Part 3: This Article

Conditions: making decisions in code
#

Life is full of decisions: “If it rains, I’ll take an umbrella. Otherwise, I’ll wear sunglasses.” These decisions are also present in the world of programming. Conditions are like questions the computer asks itself. They allow us to make decisions and execute specific code based on a condition. They can be as simple as “Is it raining?” or as complex as “Is it the weekend and do I have less than $100 in my bank account?”.

if
#

The if structure allows us to evaluate conditions and make decisions based on the result of that evaluation.

age = 15

if age >= 18:
    print("You are an adult")

The code above allows executing a portion of code if a person’s age is greater than or equal to 18 years.

if-else
#

When you want to execute alternative code if the condition is false, you use the if-else structure.

age = 21
if age >= 18:
    print("You are an adult")
else:
    print("You are a minor")

In this case, it determines if the person is an adult or a minor, and the message displayed is different.

if-elif-else
#

When conditions are multiple and two paths are not enough, the if-elif-else structure is used to evaluate them in a chained way.

age = 5
if age <= 13:
    print("You are a child")
elif age > 13 and age < 18:
    print("You are a teenager")
else:
    print("You are an adult")

In the code above, there are three clear paths: one for when age is less than or equal to 13, one for when age is between 13 and 18, and another for when age is greater than or equal to 18.

Another way to solve this problem is through the switch-case structure, which, although Python does not natively incorporate, other languages like Java or C++ do, and it is an important tool to be familiar with. This structure allows programmers to handle multiple conditions in a more organized way than a series of if-elif-else.

In Java, for example:

int day = 3;
switch(day) {
  case 1:
    System.out.println("Monday");
    break;
  case 2:
    System.out.println("Tuesday");
    break;
  case 3:
    System.out.println("Wednesday");
    break;
  // ... and so on
  default:
    System.out.println("Invalid day");
}

In the previous example, depending on the value of day, the corresponding day will be printed.

#### Data section:
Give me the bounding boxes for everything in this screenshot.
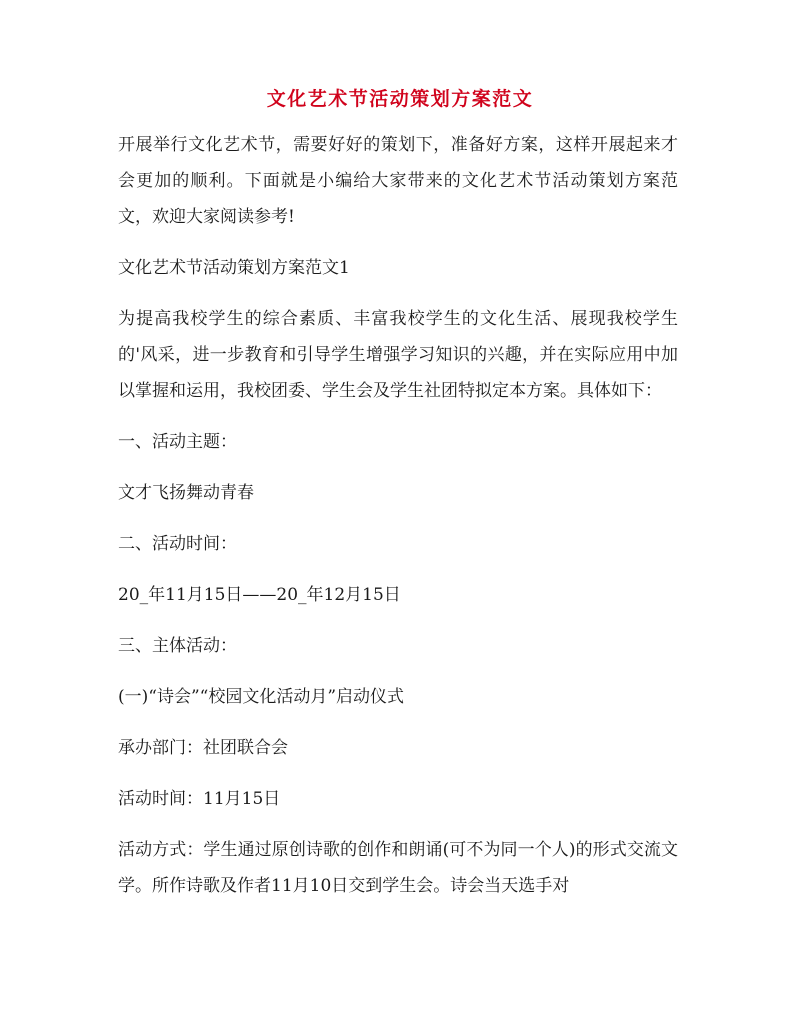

#### Instructions:
(a) Copy the stretch from "Life is full" through "of that evaluation." of the tutorial on programming conditions.
(b) Write the next part of the tutorial on programming conditions, picking up after its final sentence.

#### Per-task outputs:
(a)
Life is full of decisions: “If it rains, I’ll take an umbrella. Otherwise, I’ll wear sunglasses.” These decisions are also present in the world of programming. Conditions are like questions the computer asks itself. They allow us to make decisions and execute specific code based on a condition. They can be as simple as “Is it raining?” or as complex as “Is it the weekend and do I have less than $100 in my bank account?”.

if
#

The if structure allows us to evaluate conditions and make decisions based on the result of that evaluation.

(b)
Loops: repeating actions
#

Sometimes in programming we need to repeat an action several times. Instead of writing the same code many times, we can use loops. These allow repeating the execution of a block of code while a condition is met.

while
#

The while loop is useful when we want to repeat an action based on a condition.

# Prints 1 to 5
i = 1
while i <= 5:
    print(i)
    i = i + 1

do-while
#

Similar to while but guarantees at least one execution since the code block is executed first and then the condition is evaluated. Python does not implement this structure, but other languages like Java and C++ do.

int i = 1;

do {
  System.out.println(i);
  i++;
} while(i <= 5);
int number = 0;
do {
  std::cout << "Hello, world!" << std::endl;
  number++;
} while (number < 5);

for
#

The for loop is useful when we know how many times we want to repeat an action.

for i in range(5):
    print("Hello, world!")

The code above will print “Hello, world!” five times.

We can also iterate over the elements of a list or iterable object:

names = ["Maria", "Florencia", "Julian"]
for name in names:
    print(f"Hello {name}")

# Prints
# Hello Maria
# Hello Florencia
# Hello Julian

The break and continue statements
#

We can use break to terminate the loop and continue to skip to the next iteration.

break is used to completely terminate the loop when a condition is met, in the following example, when i reaches 5.

# break example
i = 0
while i < 10:
  print(i)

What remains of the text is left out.